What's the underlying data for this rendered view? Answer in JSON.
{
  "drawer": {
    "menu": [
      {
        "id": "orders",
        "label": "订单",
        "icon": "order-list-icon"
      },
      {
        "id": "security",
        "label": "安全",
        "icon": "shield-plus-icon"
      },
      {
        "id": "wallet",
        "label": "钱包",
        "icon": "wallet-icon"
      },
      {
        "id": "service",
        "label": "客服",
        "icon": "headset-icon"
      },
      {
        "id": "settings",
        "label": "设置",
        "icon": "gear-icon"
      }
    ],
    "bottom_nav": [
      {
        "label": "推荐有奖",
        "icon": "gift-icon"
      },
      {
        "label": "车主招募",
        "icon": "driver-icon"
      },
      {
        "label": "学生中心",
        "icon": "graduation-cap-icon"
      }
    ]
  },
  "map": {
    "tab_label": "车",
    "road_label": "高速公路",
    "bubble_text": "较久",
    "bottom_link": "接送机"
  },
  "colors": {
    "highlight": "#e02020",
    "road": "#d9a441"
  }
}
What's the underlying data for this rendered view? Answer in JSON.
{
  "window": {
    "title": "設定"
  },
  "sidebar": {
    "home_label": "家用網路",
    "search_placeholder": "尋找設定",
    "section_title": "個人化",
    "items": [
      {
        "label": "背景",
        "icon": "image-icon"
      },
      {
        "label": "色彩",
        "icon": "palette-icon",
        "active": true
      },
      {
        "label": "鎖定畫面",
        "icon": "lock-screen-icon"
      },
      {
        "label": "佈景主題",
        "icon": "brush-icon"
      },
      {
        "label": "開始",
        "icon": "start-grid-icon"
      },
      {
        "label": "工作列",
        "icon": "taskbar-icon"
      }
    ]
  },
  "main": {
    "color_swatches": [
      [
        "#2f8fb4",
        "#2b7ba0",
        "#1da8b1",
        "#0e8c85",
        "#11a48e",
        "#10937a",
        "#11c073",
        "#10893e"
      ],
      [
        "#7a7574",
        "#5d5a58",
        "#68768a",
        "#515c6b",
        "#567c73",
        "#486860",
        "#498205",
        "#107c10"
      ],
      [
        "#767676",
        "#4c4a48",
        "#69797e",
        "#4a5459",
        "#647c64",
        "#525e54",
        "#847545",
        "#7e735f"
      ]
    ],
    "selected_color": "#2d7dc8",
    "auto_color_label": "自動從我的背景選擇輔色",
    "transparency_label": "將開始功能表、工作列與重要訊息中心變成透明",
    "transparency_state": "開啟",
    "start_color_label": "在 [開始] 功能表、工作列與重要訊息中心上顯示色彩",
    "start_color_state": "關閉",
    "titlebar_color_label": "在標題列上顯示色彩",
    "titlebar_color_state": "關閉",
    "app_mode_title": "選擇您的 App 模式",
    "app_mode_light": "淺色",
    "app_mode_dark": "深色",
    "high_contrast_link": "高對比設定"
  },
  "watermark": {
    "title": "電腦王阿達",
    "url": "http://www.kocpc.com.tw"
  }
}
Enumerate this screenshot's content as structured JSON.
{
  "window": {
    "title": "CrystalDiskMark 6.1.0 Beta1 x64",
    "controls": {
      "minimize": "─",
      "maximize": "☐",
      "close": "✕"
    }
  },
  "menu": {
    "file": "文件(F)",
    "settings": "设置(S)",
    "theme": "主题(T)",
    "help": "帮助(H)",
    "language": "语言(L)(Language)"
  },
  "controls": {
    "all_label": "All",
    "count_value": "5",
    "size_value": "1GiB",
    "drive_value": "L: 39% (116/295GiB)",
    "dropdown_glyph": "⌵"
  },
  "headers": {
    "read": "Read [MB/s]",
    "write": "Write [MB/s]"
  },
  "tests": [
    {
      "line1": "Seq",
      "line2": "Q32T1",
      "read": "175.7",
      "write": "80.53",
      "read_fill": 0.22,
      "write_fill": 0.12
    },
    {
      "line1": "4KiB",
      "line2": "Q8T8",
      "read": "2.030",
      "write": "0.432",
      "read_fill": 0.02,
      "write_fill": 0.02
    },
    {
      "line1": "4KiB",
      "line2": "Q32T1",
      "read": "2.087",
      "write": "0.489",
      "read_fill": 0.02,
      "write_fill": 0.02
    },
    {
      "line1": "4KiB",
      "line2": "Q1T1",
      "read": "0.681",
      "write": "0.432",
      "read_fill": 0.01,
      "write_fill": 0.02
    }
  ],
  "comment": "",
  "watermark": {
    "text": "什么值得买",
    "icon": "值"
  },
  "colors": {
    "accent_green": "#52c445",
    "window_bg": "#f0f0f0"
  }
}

◆ **WRITTEN PROBLEM**: Quote each line of the data above exactly as written.

◆ **THE REPLY**:
What's the underlying data for this rendered view? Answer in JSON.
{
  "drawer": {
    "menu": [
      {
        "id": "orders",
        "label": "订单",
        "icon": "order-list-icon"
      },
      {
        "id": "security",
        "label": "安全",
        "icon": "shield-plus-icon"
      },
      {
        "id": "wallet",
        "label": "钱包",
        "icon": "wallet-icon"
      },
      {
        "id": "service",
        "label": "客服",
        "icon": "headset-icon"
      },
      {
        "id": "settings",
        "label": "设置",
        "icon": "gear-icon"
      }
    ],
    "bottom_nav": [
      {
        "label": "推荐有奖",
        "icon": "gift-icon"
      },
      {
        "label": "车主招募",
        "icon": "driver-icon"
      },
      {
        "label": "学生中心",
        "icon": "graduation-cap-icon"
      }
    ]
  },
  "map": {
    "tab_label": "车",
    "road_label": "高速公路",
    "bubble_text": "较久",
    "bottom_link": "接送机"
  },
  "colors": {
    "highlight": "#e02020",
    "road": "#d9a441"
  }
}
What's the underlying data for this rendered view? Answer in JSON.
{
  "window": {
    "title": "設定"
  },
  "sidebar": {
    "home_label": "家用網路",
    "search_placeholder": "尋找設定",
    "section_title": "個人化",
    "items": [
      {
        "label": "背景",
        "icon": "image-icon"
      },
      {
        "label": "色彩",
        "icon": "palette-icon",
        "active": true
      },
      {
        "label": "鎖定畫面",
        "icon": "lock-screen-icon"
      },
      {
        "label": "佈景主題",
        "icon": "brush-icon"
      },
      {
        "label": "開始",
        "icon": "start-grid-icon"
      },
      {
        "label": "工作列",
        "icon": "taskbar-icon"
      }
    ]
  },
  "main": {
    "color_swatches": [
      [
        "#2f8fb4",
        "#2b7ba0",
        "#1da8b1",
        "#0e8c85",
        "#11a48e",
        "#10937a",
        "#11c073",
        "#10893e"
      ],
      [
        "#7a7574",
        "#5d5a58",
        "#68768a",
        "#515c6b",
        "#567c73",
        "#486860",
        "#498205",
        "#107c10"
      ],
      [
        "#767676",
        "#4c4a48",
        "#69797e",
        "#4a5459",
        "#647c64",
        "#525e54",
        "#847545",
        "#7e735f"
      ]
    ],
    "selected_color": "#2d7dc8",
    "auto_color_label": "自動從我的背景選擇輔色",
    "transparency_label": "將開始功能表、工作列與重要訊息中心變成透明",
    "transparency_state": "開啟",
    "start_color_label": "在 [開始] 功能表、工作列與重要訊息中心上顯示色彩",
    "start_color_state": "關閉",
    "titlebar_color_label": "在標題列上顯示色彩",
    "titlebar_color_state": "關閉",
    "app_mode_title": "選擇您的 App 模式",
    "app_mode_light": "淺色",
    "app_mode_dark": "深色",
    "high_contrast_link": "高對比設定"
  },
  "watermark": {
    "title": "電腦王阿達",
    "url": "http://www.kocpc.com.tw"
  }
}
Enumerate this screenshot's content as structured JSON.
{
  "window": {
    "title": "CrystalDiskMark 6.1.0 Beta1 x64",
    "controls": {
      "minimize": "─",
      "maximize": "☐",
      "close": "✕"
    }
  },
  "menu": {
    "file": "文件(F)",
    "settings": "设置(S)",
    "theme": "主题(T)",
    "help": "帮助(H)",
    "language": "语言(L)(Language)"
  },
  "controls": {
    "all_label": "All",
    "count_value": "5",
    "size_value": "1GiB",
    "drive_value": "L: 39% (116/295GiB)",
    "dropdown_glyph": "⌵"
  },
  "headers": {
    "read": "Read [MB/s]",
    "write": "Write [MB/s]"
  },
  "tests": [
    {
      "line1": "Seq",
      "line2": "Q32T1",
      "read": "175.7",
      "write": "80.53",
      "read_fill": 0.22,
      "write_fill": 0.12
    },
    {
      "line1": "4KiB",
      "line2": "Q8T8",
      "read": "2.030",
      "write": "0.432",
      "read_fill": 0.02,
      "write_fill": 0.02
    },
    {
      "line1": "4KiB",
      "line2": "Q32T1",
      "read": "2.087",
      "write": "0.489",
      "read_fill": 0.02,
      "write_fill": 0.02
    },
    {
      "line1": "4KiB",
      "line2": "Q1T1",
      "read": "0.681",
      "write": "0.432",
      "read_fill": 0.01,
      "write_fill": 0.02
    }
  ],
  "comment": "",
  "watermark": {
    "text": "什么值得买",
    "icon": "值"
  },
  "colors": {
    "accent_green": "#52c445",
    "window_bg": "#f0f0f0"
  }
}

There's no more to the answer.